PROVIDED DATA:
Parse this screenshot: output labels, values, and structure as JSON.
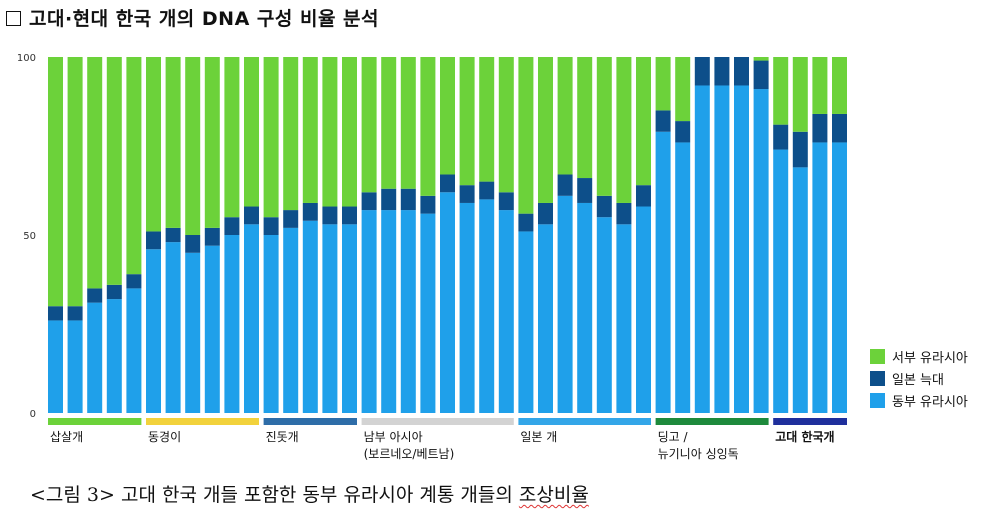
{
  "title": "고대·현대 한국 개의 DNA 구성 비율 분석",
  "caption": {
    "main": "<그림 3> 고대 한국 개들 포함한 동부 유라시아 계통 개들의 ",
    "underlined": "조상비율"
  },
  "chart_data": {
    "type": "bar",
    "stacked": true,
    "ylim": [
      0,
      100
    ],
    "yticks": [
      "0",
      "50",
      "100"
    ],
    "legend_position": "right",
    "series": [
      {
        "name": "동부 유라시아",
        "color": "#1fa0ea",
        "values": [
          26,
          26,
          31,
          32,
          35,
          46,
          48,
          45,
          47,
          50,
          53,
          50,
          52,
          54,
          53,
          53,
          57,
          57,
          57,
          56,
          62,
          59,
          60,
          57,
          51,
          53,
          61,
          59,
          55,
          53,
          58,
          79,
          76,
          92,
          92,
          92,
          91,
          74,
          69,
          76,
          76
        ]
      },
      {
        "name": "일본 늑대",
        "color": "#0d4f8a",
        "values": [
          4,
          4,
          4,
          4,
          4,
          5,
          4,
          5,
          5,
          5,
          5,
          5,
          5,
          5,
          5,
          5,
          5,
          6,
          6,
          5,
          5,
          5,
          5,
          5,
          5,
          6,
          6,
          7,
          6,
          6,
          6,
          6,
          6,
          8,
          8,
          8,
          8,
          7,
          10,
          8,
          8
        ]
      },
      {
        "name": "서부 유라시아",
        "color": "#6cd23a",
        "values": [
          70,
          70,
          65,
          64,
          61,
          49,
          48,
          50,
          48,
          45,
          42,
          45,
          43,
          41,
          42,
          42,
          38,
          37,
          37,
          39,
          33,
          36,
          35,
          38,
          44,
          41,
          33,
          34,
          39,
          41,
          36,
          15,
          18,
          0,
          0,
          0,
          1,
          19,
          21,
          16,
          16
        ]
      }
    ],
    "legend_order": [
      2,
      1,
      0
    ],
    "groups": [
      {
        "label": "삽살개",
        "start": 0,
        "end": 4,
        "color": "#6cd23a",
        "bold": false
      },
      {
        "label": "동경이",
        "start": 5,
        "end": 10,
        "color": "#f2d23c",
        "bold": false
      },
      {
        "label": "진돗개",
        "start": 11,
        "end": 15,
        "color": "#2e6da8",
        "bold": false
      },
      {
        "label": "남부 아시아",
        "label2": "(보르네오/베트남)",
        "start": 16,
        "end": 23,
        "color": "#d3d3d3",
        "bold": false
      },
      {
        "label": "일본 개",
        "start": 24,
        "end": 30,
        "color": "#33a6e8",
        "bold": false
      },
      {
        "label": "딩고 /",
        "label2": "뉴기니아 싱잉독",
        "start": 31,
        "end": 36,
        "color": "#1e8a3c",
        "bold": false
      },
      {
        "label": "고대 한국개",
        "start": 37,
        "end": 40,
        "color": "#1f2f9c",
        "bold": true
      }
    ]
  }
}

OBJECTIVE: Go back to the records above and write them out exactly, without the pictures.

EXERCISE RESULT:
Parse this screenshot: output labels, values, and structure as JSON.
{
  "title": "고대·현대 한국 개의 DNA 구성 비율 분석",
  "caption": {
    "main": "<그림 3> 고대 한국 개들 포함한 동부 유라시아 계통 개들의 ",
    "underlined": "조상비율"
  },
  "chart_data": {
    "type": "bar",
    "stacked": true,
    "ylim": [
      0,
      100
    ],
    "yticks": [
      "0",
      "50",
      "100"
    ],
    "legend_position": "right",
    "series": [
      {
        "name": "동부 유라시아",
        "color": "#1fa0ea",
        "values": [
          26,
          26,
          31,
          32,
          35,
          46,
          48,
          45,
          47,
          50,
          53,
          50,
          52,
          54,
          53,
          53,
          57,
          57,
          57,
          56,
          62,
          59,
          60,
          57,
          51,
          53,
          61,
          59,
          55,
          53,
          58,
          79,
          76,
          92,
          92,
          92,
          91,
          74,
          69,
          76,
          76
        ]
      },
      {
        "name": "일본 늑대",
        "color": "#0d4f8a",
        "values": [
          4,
          4,
          4,
          4,
          4,
          5,
          4,
          5,
          5,
          5,
          5,
          5,
          5,
          5,
          5,
          5,
          5,
          6,
          6,
          5,
          5,
          5,
          5,
          5,
          5,
          6,
          6,
          7,
          6,
          6,
          6,
          6,
          6,
          8,
          8,
          8,
          8,
          7,
          10,
          8,
          8
        ]
      },
      {
        "name": "서부 유라시아",
        "color": "#6cd23a",
        "values": [
          70,
          70,
          65,
          64,
          61,
          49,
          48,
          50,
          48,
          45,
          42,
          45,
          43,
          41,
          42,
          42,
          38,
          37,
          37,
          39,
          33,
          36,
          35,
          38,
          44,
          41,
          33,
          34,
          39,
          41,
          36,
          15,
          18,
          0,
          0,
          0,
          1,
          19,
          21,
          16,
          16
        ]
      }
    ],
    "legend_order": [
      2,
      1,
      0
    ],
    "groups": [
      {
        "label": "삽살개",
        "start": 0,
        "end": 4,
        "color": "#6cd23a",
        "bold": false
      },
      {
        "label": "동경이",
        "start": 5,
        "end": 10,
        "color": "#f2d23c",
        "bold": false
      },
      {
        "label": "진돗개",
        "start": 11,
        "end": 15,
        "color": "#2e6da8",
        "bold": false
      },
      {
        "label": "남부 아시아",
        "label2": "(보르네오/베트남)",
        "start": 16,
        "end": 23,
        "color": "#d3d3d3",
        "bold": false
      },
      {
        "label": "일본 개",
        "start": 24,
        "end": 30,
        "color": "#33a6e8",
        "bold": false
      },
      {
        "label": "딩고 /",
        "label2": "뉴기니아 싱잉독",
        "start": 31,
        "end": 36,
        "color": "#1e8a3c",
        "bold": false
      },
      {
        "label": "고대 한국개",
        "start": 37,
        "end": 40,
        "color": "#1f2f9c",
        "bold": true
      }
    ]
  }
}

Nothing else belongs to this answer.